_WHAT TO WORK ON:_ Reproduce every line in the listing that contains the word "exponent".

-=-=-

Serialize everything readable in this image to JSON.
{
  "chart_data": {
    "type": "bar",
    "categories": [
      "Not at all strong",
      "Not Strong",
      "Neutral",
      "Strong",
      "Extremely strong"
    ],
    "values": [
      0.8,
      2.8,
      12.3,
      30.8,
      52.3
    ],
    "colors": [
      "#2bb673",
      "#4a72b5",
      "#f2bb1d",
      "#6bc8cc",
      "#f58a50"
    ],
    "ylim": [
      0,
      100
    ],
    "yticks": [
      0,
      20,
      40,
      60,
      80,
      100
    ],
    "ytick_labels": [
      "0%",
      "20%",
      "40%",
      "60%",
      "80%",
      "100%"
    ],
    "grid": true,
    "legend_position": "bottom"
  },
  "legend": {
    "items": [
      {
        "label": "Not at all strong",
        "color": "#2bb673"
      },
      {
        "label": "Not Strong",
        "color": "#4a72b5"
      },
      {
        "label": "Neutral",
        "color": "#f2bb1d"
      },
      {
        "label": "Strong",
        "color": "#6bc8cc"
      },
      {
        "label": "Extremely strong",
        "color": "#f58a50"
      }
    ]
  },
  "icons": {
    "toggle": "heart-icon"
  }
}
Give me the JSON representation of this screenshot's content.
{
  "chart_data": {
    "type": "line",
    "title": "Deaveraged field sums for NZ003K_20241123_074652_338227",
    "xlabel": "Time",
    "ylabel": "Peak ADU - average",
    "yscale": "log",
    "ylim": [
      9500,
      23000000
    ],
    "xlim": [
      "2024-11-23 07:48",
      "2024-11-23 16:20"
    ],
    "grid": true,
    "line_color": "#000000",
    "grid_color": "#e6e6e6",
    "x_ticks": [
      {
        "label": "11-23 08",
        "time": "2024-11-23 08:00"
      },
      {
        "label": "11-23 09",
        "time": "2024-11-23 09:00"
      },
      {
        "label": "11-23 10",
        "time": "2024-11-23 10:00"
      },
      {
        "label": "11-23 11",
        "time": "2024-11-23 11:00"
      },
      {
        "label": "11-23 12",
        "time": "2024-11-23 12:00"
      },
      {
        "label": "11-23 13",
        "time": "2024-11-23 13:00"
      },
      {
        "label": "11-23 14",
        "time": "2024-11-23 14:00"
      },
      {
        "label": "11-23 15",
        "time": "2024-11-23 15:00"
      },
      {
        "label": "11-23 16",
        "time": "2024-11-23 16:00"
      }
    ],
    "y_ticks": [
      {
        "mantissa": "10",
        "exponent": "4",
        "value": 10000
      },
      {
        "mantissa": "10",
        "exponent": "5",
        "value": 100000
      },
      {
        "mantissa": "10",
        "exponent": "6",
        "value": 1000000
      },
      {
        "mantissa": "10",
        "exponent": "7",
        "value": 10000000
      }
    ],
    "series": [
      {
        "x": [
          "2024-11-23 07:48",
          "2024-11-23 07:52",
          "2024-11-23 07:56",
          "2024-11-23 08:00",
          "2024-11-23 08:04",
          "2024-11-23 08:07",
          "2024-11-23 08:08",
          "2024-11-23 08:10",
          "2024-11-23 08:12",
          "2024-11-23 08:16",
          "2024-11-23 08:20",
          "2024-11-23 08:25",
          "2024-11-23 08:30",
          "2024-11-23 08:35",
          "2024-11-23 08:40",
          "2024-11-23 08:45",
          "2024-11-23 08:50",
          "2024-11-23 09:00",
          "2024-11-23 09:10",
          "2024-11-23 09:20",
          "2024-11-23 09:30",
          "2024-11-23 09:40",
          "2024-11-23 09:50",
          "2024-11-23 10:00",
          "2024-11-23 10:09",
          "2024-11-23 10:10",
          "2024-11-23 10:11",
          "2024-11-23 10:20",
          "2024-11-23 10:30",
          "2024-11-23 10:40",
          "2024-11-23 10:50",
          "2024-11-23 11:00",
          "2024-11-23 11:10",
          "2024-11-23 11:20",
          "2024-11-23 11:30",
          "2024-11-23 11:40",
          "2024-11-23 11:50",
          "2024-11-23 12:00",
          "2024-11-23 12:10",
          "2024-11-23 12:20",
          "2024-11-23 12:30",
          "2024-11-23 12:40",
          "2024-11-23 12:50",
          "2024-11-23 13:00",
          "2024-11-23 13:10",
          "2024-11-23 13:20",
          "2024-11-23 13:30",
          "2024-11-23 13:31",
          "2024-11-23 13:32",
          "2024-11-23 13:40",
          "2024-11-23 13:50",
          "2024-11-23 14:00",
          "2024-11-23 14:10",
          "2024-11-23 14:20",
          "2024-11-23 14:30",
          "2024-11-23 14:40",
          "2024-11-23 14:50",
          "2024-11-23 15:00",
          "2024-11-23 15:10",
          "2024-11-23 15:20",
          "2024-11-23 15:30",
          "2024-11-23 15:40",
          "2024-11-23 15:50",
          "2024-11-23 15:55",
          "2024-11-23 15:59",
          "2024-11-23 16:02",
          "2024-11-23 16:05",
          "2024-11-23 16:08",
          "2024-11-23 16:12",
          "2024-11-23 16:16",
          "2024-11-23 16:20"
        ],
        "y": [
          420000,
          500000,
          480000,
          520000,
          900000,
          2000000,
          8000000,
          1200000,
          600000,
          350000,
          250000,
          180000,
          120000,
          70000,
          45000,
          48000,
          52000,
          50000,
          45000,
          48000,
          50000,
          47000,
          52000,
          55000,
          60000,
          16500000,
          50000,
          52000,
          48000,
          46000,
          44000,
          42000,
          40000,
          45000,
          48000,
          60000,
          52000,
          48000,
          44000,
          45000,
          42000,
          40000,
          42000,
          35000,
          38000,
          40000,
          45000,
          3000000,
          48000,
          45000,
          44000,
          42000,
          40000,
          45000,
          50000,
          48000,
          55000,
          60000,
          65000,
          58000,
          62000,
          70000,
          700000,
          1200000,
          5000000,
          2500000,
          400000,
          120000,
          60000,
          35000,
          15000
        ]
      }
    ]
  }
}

-=-=-

_EXERCISE ANSWER:_
        "exponent": "4",
        "exponent": "5",
        "exponent": "6",
        "exponent": "7",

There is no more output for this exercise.